## Required work
Pull out every line containing the string "level".

(Extracts from a graphics dataset)
· · · · ·

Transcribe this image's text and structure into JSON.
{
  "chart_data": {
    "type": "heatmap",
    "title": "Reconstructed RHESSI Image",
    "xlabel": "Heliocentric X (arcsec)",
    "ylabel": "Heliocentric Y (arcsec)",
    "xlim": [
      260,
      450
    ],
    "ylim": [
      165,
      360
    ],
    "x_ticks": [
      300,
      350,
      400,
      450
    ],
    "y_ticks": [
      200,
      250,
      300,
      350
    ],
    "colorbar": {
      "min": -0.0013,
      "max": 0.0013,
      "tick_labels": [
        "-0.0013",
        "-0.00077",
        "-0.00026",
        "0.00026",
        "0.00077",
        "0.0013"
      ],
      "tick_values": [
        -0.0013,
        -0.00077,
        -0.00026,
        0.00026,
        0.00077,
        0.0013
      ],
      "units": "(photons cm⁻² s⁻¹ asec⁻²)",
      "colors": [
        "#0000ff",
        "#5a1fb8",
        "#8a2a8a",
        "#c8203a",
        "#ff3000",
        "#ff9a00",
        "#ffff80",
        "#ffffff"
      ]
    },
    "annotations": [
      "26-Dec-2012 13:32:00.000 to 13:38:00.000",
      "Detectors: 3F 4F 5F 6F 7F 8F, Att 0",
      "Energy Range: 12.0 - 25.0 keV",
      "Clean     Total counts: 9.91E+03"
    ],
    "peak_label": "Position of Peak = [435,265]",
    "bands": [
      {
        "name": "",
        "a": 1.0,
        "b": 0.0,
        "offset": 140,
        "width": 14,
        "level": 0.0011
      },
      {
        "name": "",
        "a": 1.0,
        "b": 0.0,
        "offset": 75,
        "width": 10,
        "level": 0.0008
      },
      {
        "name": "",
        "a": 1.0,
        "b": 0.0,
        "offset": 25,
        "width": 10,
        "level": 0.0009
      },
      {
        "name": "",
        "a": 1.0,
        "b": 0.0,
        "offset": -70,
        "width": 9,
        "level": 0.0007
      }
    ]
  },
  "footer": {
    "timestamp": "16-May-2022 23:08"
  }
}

· · · · ·

## Completed exercise
        "level": 0.0011
        "level": 0.0008
        "level": 0.0009
        "level": 0.0007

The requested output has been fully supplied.